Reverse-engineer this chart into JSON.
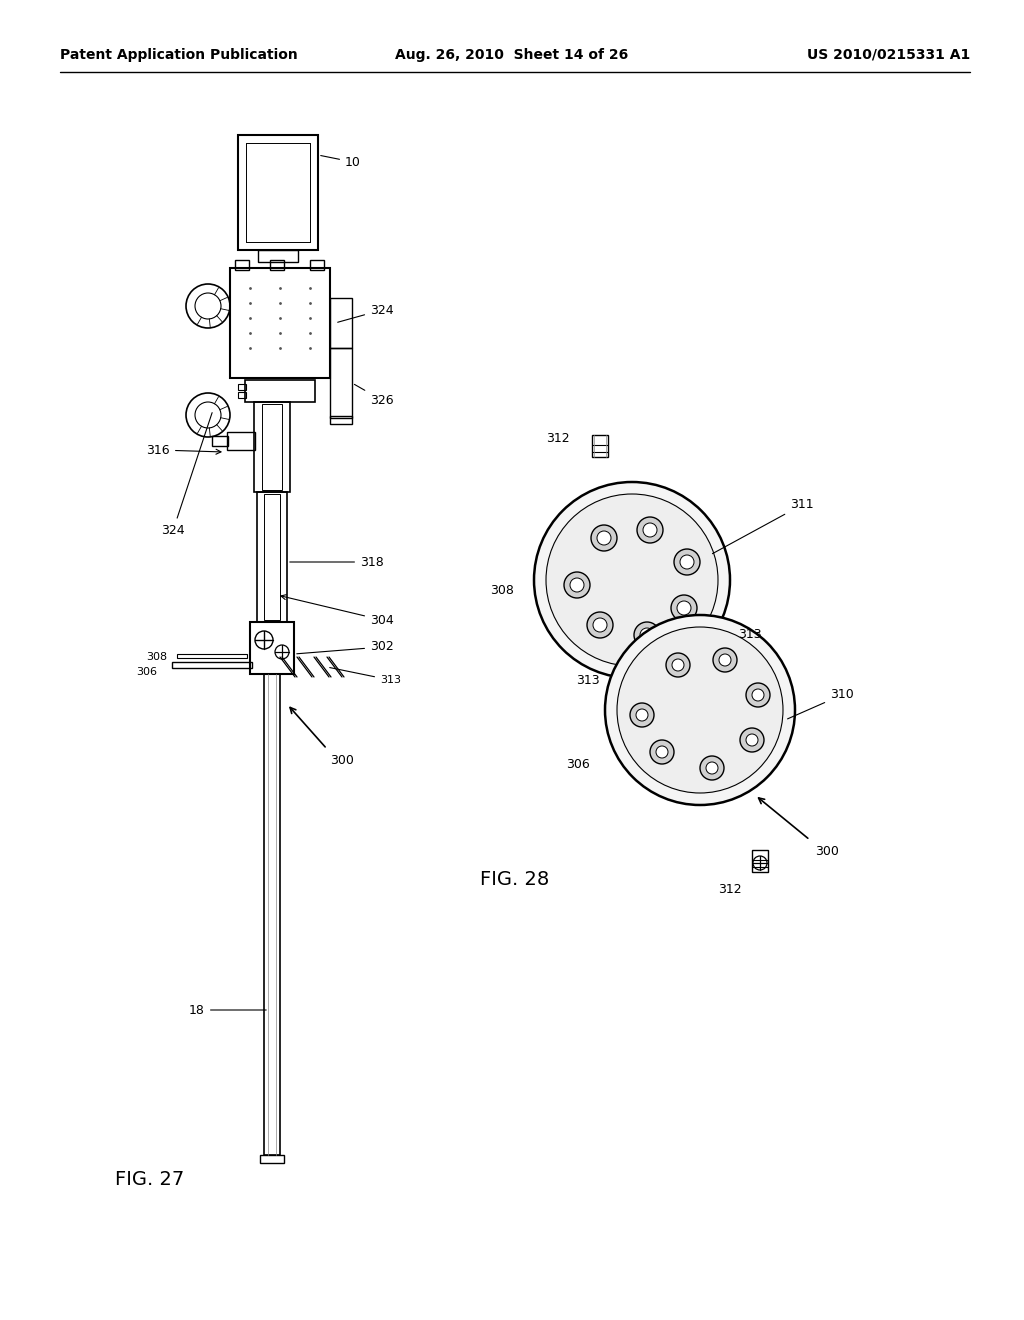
{
  "bg_color": "#ffffff",
  "header_left": "Patent Application Publication",
  "header_mid": "Aug. 26, 2010  Sheet 14 of 26",
  "header_right": "US 2010/0215331 A1",
  "fig27_label": "FIG. 27",
  "fig28_label": "FIG. 28",
  "line_color": "#000000",
  "fig_label_fontsize": 14,
  "header_fontsize": 10,
  "annotation_fontsize": 9
}
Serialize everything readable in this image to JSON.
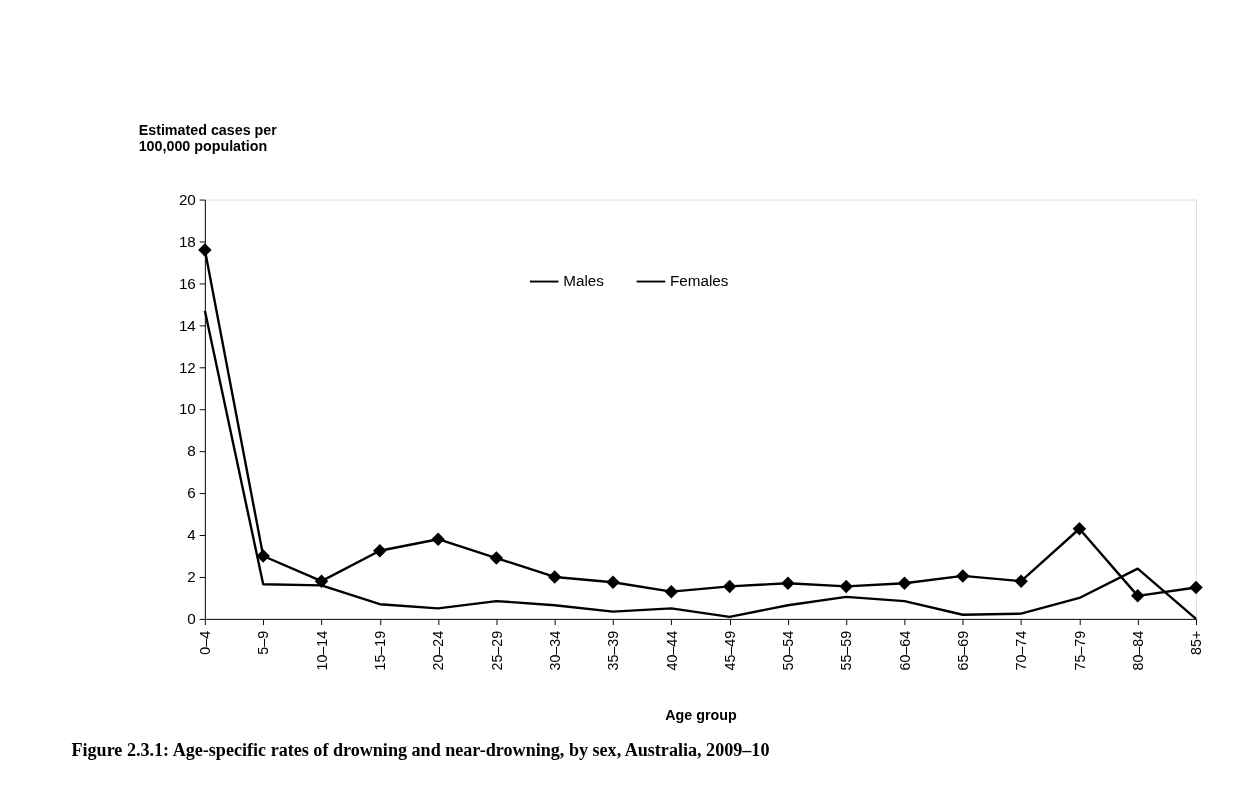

......

_Problem statement_: Leave out every picture and copy the rest of the records exactly.

_The completed task_:
Reverse-engineer this chart into JSON.
{
  "bg_color": "#ffffff",
  "header_left": "Patent Application Publication",
  "header_mid": "Aug. 26, 2010  Sheet 14 of 26",
  "header_right": "US 2010/0215331 A1",
  "fig27_label": "FIG. 27",
  "fig28_label": "FIG. 28",
  "line_color": "#000000",
  "fig_label_fontsize": 14,
  "header_fontsize": 10,
  "annotation_fontsize": 9
}
Serialize everything readable in this image to JSON.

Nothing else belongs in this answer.